=== Aim of the exercise ===
Set down the data exactly, from its first line through the line that contains "search-button[interactable]: [618, 166, 639, 222]", with both included.

########################################

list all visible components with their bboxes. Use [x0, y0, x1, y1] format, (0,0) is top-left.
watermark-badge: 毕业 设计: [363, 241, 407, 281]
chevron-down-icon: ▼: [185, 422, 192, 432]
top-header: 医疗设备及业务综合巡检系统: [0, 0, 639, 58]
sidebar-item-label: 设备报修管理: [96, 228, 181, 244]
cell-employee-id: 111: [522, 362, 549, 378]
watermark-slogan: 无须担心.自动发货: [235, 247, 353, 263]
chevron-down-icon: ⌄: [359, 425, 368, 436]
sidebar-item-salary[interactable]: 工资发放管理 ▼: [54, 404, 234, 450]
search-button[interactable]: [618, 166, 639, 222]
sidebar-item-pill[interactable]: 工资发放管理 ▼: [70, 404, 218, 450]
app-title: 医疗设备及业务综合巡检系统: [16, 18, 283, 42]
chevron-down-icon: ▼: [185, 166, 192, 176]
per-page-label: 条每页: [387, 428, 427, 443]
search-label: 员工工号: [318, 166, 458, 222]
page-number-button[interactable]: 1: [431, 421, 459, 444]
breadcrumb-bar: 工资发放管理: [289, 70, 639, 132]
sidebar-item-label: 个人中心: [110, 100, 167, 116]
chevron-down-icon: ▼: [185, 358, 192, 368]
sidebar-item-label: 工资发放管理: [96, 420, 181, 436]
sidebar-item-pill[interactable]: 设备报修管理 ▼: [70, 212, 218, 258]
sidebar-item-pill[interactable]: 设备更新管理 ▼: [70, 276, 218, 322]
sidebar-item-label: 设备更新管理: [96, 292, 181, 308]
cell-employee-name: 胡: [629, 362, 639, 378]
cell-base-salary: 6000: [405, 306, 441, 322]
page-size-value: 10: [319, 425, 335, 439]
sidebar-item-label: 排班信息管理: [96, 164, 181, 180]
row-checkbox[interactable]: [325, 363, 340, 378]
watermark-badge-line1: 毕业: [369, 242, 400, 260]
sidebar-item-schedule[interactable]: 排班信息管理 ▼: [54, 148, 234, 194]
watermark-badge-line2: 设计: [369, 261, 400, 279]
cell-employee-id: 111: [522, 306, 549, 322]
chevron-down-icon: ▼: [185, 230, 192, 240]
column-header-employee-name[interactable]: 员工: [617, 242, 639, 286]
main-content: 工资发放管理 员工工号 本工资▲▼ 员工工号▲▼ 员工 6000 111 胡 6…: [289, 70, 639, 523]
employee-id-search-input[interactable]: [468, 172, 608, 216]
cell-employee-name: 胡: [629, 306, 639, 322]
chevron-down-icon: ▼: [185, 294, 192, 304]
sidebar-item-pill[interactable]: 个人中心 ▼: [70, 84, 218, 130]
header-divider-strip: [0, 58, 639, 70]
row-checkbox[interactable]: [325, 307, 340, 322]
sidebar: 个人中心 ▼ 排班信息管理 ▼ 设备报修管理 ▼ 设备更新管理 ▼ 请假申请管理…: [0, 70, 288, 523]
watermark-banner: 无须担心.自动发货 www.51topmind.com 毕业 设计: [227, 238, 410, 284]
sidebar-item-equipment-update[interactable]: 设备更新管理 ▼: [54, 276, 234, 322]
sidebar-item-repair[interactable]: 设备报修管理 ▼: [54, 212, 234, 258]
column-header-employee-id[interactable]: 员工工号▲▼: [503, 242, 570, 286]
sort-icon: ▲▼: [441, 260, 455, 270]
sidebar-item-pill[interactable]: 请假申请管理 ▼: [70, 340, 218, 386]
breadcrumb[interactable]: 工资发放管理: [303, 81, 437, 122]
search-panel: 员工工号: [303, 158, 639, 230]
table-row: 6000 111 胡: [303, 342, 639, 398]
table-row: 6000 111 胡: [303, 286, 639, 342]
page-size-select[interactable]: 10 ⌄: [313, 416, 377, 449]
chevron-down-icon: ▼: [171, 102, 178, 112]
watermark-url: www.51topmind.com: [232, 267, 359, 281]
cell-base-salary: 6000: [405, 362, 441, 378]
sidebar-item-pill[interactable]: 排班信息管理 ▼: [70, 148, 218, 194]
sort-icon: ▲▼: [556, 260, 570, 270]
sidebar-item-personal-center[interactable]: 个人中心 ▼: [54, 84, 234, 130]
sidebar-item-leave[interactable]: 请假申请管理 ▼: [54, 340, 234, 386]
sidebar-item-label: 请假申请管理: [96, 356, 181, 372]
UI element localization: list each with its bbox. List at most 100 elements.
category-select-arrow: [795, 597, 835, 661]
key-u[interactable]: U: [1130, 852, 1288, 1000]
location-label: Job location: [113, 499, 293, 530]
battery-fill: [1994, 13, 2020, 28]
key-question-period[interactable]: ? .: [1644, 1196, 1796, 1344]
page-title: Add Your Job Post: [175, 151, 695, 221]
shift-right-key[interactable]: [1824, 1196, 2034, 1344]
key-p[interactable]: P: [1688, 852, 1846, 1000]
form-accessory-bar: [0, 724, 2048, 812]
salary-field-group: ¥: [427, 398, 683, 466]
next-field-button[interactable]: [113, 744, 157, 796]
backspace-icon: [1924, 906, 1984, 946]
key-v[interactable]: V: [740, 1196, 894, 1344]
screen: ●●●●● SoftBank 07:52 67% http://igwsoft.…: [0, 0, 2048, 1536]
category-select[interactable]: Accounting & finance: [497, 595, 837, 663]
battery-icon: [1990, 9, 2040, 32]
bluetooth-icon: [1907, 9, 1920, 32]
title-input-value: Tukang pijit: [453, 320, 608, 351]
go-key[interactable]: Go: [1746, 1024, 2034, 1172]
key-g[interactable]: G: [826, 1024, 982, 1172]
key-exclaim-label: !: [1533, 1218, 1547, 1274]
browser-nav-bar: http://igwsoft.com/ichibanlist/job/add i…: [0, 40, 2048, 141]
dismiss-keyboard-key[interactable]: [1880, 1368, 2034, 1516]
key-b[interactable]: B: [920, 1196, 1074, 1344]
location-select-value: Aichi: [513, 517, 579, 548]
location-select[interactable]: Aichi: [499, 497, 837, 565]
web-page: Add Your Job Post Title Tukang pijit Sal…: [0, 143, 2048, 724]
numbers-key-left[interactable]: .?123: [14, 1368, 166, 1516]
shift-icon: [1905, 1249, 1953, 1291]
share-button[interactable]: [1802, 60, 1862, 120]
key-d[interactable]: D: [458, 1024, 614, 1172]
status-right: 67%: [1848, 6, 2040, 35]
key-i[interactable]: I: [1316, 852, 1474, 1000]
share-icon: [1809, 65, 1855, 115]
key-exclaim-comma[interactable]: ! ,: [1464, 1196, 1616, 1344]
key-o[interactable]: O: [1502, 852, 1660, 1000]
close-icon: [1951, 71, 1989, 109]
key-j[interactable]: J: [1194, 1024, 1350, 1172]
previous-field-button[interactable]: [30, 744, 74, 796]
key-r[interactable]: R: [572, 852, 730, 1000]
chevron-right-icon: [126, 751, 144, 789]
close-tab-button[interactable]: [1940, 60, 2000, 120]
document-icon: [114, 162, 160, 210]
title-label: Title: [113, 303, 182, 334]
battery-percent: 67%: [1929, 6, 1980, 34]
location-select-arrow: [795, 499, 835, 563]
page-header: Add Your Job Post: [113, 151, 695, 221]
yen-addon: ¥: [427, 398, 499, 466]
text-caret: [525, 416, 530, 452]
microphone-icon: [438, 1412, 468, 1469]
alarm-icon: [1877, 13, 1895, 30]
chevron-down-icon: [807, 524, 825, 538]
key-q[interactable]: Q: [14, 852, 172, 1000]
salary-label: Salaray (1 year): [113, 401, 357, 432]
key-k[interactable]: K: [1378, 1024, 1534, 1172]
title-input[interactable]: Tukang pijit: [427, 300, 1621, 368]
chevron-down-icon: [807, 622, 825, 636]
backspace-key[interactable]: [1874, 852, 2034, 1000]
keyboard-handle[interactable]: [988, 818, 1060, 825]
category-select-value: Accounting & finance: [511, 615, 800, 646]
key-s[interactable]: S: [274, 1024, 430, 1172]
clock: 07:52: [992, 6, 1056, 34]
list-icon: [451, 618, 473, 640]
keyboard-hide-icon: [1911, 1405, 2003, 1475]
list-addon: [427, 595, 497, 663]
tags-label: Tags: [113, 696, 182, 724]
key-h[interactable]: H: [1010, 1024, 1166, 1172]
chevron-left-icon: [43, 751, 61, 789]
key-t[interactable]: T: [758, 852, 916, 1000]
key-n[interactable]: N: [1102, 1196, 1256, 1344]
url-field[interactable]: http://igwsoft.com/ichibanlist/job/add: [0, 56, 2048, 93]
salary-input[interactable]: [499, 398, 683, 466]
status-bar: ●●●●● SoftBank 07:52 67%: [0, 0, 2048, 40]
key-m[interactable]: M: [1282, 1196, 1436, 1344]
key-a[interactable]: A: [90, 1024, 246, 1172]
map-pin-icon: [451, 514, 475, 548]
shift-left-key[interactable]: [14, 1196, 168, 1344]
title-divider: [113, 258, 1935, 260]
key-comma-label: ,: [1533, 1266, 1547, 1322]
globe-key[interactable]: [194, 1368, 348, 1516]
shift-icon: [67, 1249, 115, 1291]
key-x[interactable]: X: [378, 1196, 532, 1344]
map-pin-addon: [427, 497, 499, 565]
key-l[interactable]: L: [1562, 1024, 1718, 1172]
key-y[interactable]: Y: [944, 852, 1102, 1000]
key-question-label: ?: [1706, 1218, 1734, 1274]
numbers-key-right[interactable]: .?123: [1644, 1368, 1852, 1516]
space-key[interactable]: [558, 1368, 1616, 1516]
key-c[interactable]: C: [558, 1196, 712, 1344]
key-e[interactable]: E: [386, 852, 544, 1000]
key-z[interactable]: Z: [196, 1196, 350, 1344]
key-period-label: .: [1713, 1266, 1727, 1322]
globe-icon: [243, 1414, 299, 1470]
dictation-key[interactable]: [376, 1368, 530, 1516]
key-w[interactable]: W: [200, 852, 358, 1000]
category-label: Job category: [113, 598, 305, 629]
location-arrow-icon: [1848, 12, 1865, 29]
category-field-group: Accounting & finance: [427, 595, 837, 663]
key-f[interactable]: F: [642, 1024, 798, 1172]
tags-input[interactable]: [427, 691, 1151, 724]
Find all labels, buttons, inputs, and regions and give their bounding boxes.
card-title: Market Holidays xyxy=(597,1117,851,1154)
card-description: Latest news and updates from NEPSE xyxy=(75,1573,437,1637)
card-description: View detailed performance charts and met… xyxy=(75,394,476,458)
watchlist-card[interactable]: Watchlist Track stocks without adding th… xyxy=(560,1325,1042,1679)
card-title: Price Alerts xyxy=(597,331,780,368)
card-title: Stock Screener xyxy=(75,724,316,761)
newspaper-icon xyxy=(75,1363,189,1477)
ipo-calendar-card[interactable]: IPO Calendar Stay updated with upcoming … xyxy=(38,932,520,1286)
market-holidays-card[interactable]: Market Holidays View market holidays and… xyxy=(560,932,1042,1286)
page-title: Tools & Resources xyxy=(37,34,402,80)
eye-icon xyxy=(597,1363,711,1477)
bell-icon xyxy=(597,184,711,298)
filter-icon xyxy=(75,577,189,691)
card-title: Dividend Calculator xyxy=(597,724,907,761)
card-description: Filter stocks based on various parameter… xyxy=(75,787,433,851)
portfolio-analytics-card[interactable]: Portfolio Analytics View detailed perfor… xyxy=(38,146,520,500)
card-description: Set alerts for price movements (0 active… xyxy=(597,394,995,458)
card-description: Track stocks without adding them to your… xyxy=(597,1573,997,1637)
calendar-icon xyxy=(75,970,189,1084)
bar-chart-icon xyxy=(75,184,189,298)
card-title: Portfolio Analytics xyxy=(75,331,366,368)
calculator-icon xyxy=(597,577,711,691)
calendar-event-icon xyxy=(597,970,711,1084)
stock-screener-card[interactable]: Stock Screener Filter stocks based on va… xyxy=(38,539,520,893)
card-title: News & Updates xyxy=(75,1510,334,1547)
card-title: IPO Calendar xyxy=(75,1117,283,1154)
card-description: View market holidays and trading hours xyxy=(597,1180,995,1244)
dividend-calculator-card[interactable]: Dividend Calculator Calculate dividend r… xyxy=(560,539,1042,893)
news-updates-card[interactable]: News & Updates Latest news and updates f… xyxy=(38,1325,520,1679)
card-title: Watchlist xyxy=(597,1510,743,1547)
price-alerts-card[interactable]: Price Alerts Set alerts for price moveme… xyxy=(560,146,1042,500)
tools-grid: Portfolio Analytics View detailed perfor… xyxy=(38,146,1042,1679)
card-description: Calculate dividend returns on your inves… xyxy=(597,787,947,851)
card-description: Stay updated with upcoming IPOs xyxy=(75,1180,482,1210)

########################################

=== Task answer ===
list all visible components with their bboxes. Use [x0, y0, x1, y1] format, (0,0) is top-left.
watermark-badge: 毕业 设计: [363, 241, 407, 281]
chevron-down-icon: ▼: [185, 422, 192, 432]
top-header: 医疗设备及业务综合巡检系统: [0, 0, 639, 58]
sidebar-item-label: 设备报修管理: [96, 228, 181, 244]
cell-employee-id: 111: [522, 362, 549, 378]
watermark-slogan: 无须担心.自动发货: [235, 247, 353, 263]
chevron-down-icon: ⌄: [359, 425, 368, 436]
sidebar-item-salary[interactable]: 工资发放管理 ▼: [54, 404, 234, 450]
search-button[interactable]: [618, 166, 639, 222]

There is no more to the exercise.